▶ **STATED TASK**: Keep the pictures out of the copy and print all the entries below exactly.

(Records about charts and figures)
* * * * * * *

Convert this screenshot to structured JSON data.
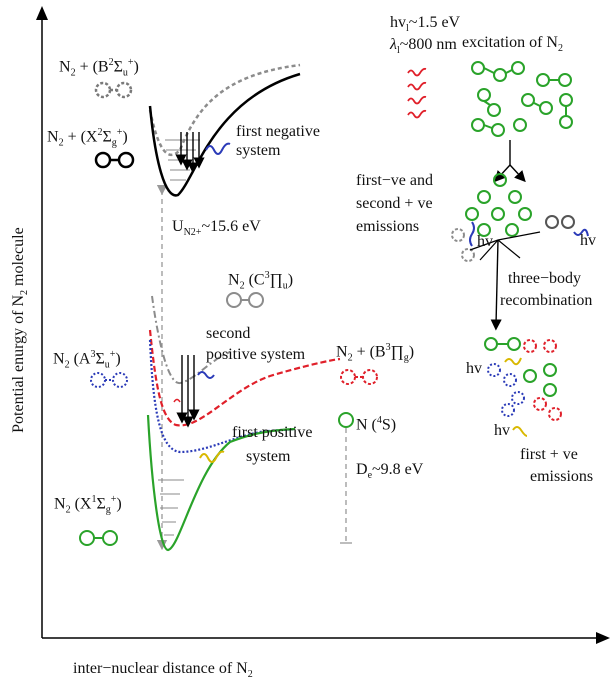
{
  "axes": {
    "y_label": "Potential enurgy of N",
    "y_label_sub": "2",
    "y_label_tail": " molecule",
    "x_label": "inter−nuclear distance of N",
    "x_label_sub": "2"
  },
  "states": {
    "b2": {
      "pre": "N",
      "sub1": "2",
      "mid": " + (B",
      "sup1": "2",
      "sym": "Σ",
      "sub2": "u",
      "sup2": "+",
      "post": ")"
    },
    "x2": {
      "pre": "N",
      "sub1": "2",
      "mid": " + (X",
      "sup1": "2",
      "sym": "Σ",
      "sub2": "g",
      "sup2": "+",
      "post": ")"
    },
    "c3": {
      "pre": "N",
      "sub1": "2",
      "mid": " (C",
      "sup1": "3",
      "sym": "∏",
      "sub2": "u",
      "sup2": "",
      "post": ")"
    },
    "a3": {
      "pre": "N",
      "sub1": "2",
      "mid": " (A",
      "sup1": "3",
      "sym": "Σ",
      "sub2": "u",
      "sup2": "+",
      "post": ")"
    },
    "b3": {
      "pre": "N",
      "sub1": "2",
      "mid": " + (B",
      "sup1": "3",
      "sym": "∏",
      "sub2": "g",
      "sup2": "",
      "post": ")"
    },
    "x1": {
      "pre": "N",
      "sub1": "2",
      "mid": " (X",
      "sup1": "1",
      "sym": "Σ",
      "sub2": "g",
      "sup2": "+",
      "post": ")"
    }
  },
  "systems": {
    "first_negative_1": "first negative",
    "first_negative_2": "system",
    "second_positive_1": "second",
    "second_positive_2": "positive system",
    "first_positive_1": "first positive",
    "first_positive_2": "system"
  },
  "energies": {
    "ionization_pre": "U",
    "ionization_sub": "N2+",
    "ionization_post": "~15.6 eV",
    "dissociation_pre": "D",
    "dissociation_sub": "e",
    "dissociation_post": "~9.8 eV",
    "atom_pre": "N (",
    "atom_sup": "4",
    "atom_post": "S)"
  },
  "panel": {
    "laser_energy_pre": "hv",
    "laser_energy_sub": "l",
    "laser_energy_post": "~1.5 eV",
    "laser_wavelength_pre": "λ",
    "laser_wavelength_sub": "l",
    "laser_wavelength_post": "~800 nm",
    "excitation_pre": "excitation of N",
    "excitation_sub": "2",
    "emissions_line1": "first−ve and",
    "emissions_line2": "second + ve",
    "emissions_line3": "emissions",
    "hv": "hv",
    "three_body_1": "three−body",
    "three_body_2": "recombination",
    "first_ve_1": "first + ve",
    "first_ve_2": "emissions"
  },
  "colors": {
    "axis": "#000000",
    "b2_curve": "#8c8c8c",
    "x2_curve": "#000000",
    "c3_curve": "#8c8c8c",
    "b3_curve": "#e0202a",
    "a3_curve": "#2b3bb8",
    "x1_curve": "#2aa32a",
    "green_molecule": "#2aa32a",
    "red_molecule": "#e0202a",
    "blue_molecule": "#2b3bb8",
    "gray_molecule": "#7a7a7a",
    "yellow_wave": "#d9b800",
    "guide_line": "#999999"
  }
}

* * * * * * *

▶ **RESPONSE**:
Convert this screenshot to structured JSON data.
{
  "axes": {
    "y_label": "Potential enurgy of N",
    "y_label_sub": "2",
    "y_label_tail": " molecule",
    "x_label": "inter−nuclear distance of N",
    "x_label_sub": "2"
  },
  "states": {
    "b2": {
      "pre": "N",
      "sub1": "2",
      "mid": " + (B",
      "sup1": "2",
      "sym": "Σ",
      "sub2": "u",
      "sup2": "+",
      "post": ")"
    },
    "x2": {
      "pre": "N",
      "sub1": "2",
      "mid": " + (X",
      "sup1": "2",
      "sym": "Σ",
      "sub2": "g",
      "sup2": "+",
      "post": ")"
    },
    "c3": {
      "pre": "N",
      "sub1": "2",
      "mid": " (C",
      "sup1": "3",
      "sym": "∏",
      "sub2": "u",
      "sup2": "",
      "post": ")"
    },
    "a3": {
      "pre": "N",
      "sub1": "2",
      "mid": " (A",
      "sup1": "3",
      "sym": "Σ",
      "sub2": "u",
      "sup2": "+",
      "post": ")"
    },
    "b3": {
      "pre": "N",
      "sub1": "2",
      "mid": " + (B",
      "sup1": "3",
      "sym": "∏",
      "sub2": "g",
      "sup2": "",
      "post": ")"
    },
    "x1": {
      "pre": "N",
      "sub1": "2",
      "mid": " (X",
      "sup1": "1",
      "sym": "Σ",
      "sub2": "g",
      "sup2": "+",
      "post": ")"
    }
  },
  "systems": {
    "first_negative_1": "first negative",
    "first_negative_2": "system",
    "second_positive_1": "second",
    "second_positive_2": "positive system",
    "first_positive_1": "first positive",
    "first_positive_2": "system"
  },
  "energies": {
    "ionization_pre": "U",
    "ionization_sub": "N2+",
    "ionization_post": "~15.6 eV",
    "dissociation_pre": "D",
    "dissociation_sub": "e",
    "dissociation_post": "~9.8 eV",
    "atom_pre": "N (",
    "atom_sup": "4",
    "atom_post": "S)"
  },
  "panel": {
    "laser_energy_pre": "hv",
    "laser_energy_sub": "l",
    "laser_energy_post": "~1.5 eV",
    "laser_wavelength_pre": "λ",
    "laser_wavelength_sub": "l",
    "laser_wavelength_post": "~800 nm",
    "excitation_pre": "excitation of N",
    "excitation_sub": "2",
    "emissions_line1": "first−ve and",
    "emissions_line2": "second + ve",
    "emissions_line3": "emissions",
    "hv": "hv",
    "three_body_1": "three−body",
    "three_body_2": "recombination",
    "first_ve_1": "first + ve",
    "first_ve_2": "emissions"
  },
  "colors": {
    "axis": "#000000",
    "b2_curve": "#8c8c8c",
    "x2_curve": "#000000",
    "c3_curve": "#8c8c8c",
    "b3_curve": "#e0202a",
    "a3_curve": "#2b3bb8",
    "x1_curve": "#2aa32a",
    "green_molecule": "#2aa32a",
    "red_molecule": "#e0202a",
    "blue_molecule": "#2b3bb8",
    "gray_molecule": "#7a7a7a",
    "yellow_wave": "#d9b800",
    "guide_line": "#999999"
  }
}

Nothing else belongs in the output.